▽

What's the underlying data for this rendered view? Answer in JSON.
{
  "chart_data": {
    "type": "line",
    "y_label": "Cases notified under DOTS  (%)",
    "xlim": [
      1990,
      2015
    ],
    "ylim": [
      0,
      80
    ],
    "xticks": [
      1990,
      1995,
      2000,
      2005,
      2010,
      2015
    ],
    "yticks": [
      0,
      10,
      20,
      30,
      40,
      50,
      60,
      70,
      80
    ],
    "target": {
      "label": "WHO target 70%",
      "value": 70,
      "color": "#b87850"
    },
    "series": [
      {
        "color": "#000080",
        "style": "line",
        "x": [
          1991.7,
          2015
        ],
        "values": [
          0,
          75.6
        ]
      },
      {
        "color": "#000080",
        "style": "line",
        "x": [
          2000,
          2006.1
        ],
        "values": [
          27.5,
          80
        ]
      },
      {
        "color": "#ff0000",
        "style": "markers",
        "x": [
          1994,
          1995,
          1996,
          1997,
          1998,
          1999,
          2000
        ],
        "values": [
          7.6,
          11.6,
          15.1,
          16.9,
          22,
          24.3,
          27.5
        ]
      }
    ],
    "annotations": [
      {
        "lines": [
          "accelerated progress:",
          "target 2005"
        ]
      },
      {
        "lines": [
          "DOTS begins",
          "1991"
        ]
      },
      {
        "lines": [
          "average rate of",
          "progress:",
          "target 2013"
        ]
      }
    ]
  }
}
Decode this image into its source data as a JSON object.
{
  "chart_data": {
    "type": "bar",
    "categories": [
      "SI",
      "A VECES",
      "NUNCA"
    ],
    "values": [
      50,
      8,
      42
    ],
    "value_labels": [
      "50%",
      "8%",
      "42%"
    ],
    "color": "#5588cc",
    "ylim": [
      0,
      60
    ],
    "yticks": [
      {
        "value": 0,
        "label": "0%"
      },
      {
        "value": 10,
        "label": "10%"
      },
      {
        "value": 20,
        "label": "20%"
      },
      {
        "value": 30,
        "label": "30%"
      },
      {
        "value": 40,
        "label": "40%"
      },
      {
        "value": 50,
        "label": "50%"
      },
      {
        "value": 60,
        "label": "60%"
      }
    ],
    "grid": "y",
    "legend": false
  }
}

△

Each record above must be given again exactly.

What's the underlying data for this rendered view? Answer in JSON.
{
  "chart_data": {
    "type": "line",
    "y_label": "Cases notified under DOTS  (%)",
    "xlim": [
      1990,
      2015
    ],
    "ylim": [
      0,
      80
    ],
    "xticks": [
      1990,
      1995,
      2000,
      2005,
      2010,
      2015
    ],
    "yticks": [
      0,
      10,
      20,
      30,
      40,
      50,
      60,
      70,
      80
    ],
    "target": {
      "label": "WHO target 70%",
      "value": 70,
      "color": "#b87850"
    },
    "series": [
      {
        "color": "#000080",
        "style": "line",
        "x": [
          1991.7,
          2015
        ],
        "values": [
          0,
          75.6
        ]
      },
      {
        "color": "#000080",
        "style": "line",
        "x": [
          2000,
          2006.1
        ],
        "values": [
          27.5,
          80
        ]
      },
      {
        "color": "#ff0000",
        "style": "markers",
        "x": [
          1994,
          1995,
          1996,
          1997,
          1998,
          1999,
          2000
        ],
        "values": [
          7.6,
          11.6,
          15.1,
          16.9,
          22,
          24.3,
          27.5
        ]
      }
    ],
    "annotations": [
      {
        "lines": [
          "accelerated progress:",
          "target 2005"
        ]
      },
      {
        "lines": [
          "DOTS begins",
          "1991"
        ]
      },
      {
        "lines": [
          "average rate of",
          "progress:",
          "target 2013"
        ]
      }
    ]
  }
}
Decode this image into its source data as a JSON object.
{
  "chart_data": {
    "type": "bar",
    "categories": [
      "SI",
      "A VECES",
      "NUNCA"
    ],
    "values": [
      50,
      8,
      42
    ],
    "value_labels": [
      "50%",
      "8%",
      "42%"
    ],
    "color": "#5588cc",
    "ylim": [
      0,
      60
    ],
    "yticks": [
      {
        "value": 0,
        "label": "0%"
      },
      {
        "value": 10,
        "label": "10%"
      },
      {
        "value": 20,
        "label": "20%"
      },
      {
        "value": 30,
        "label": "30%"
      },
      {
        "value": 40,
        "label": "40%"
      },
      {
        "value": 50,
        "label": "50%"
      },
      {
        "value": 60,
        "label": "60%"
      }
    ],
    "grid": "y",
    "legend": false
  }
}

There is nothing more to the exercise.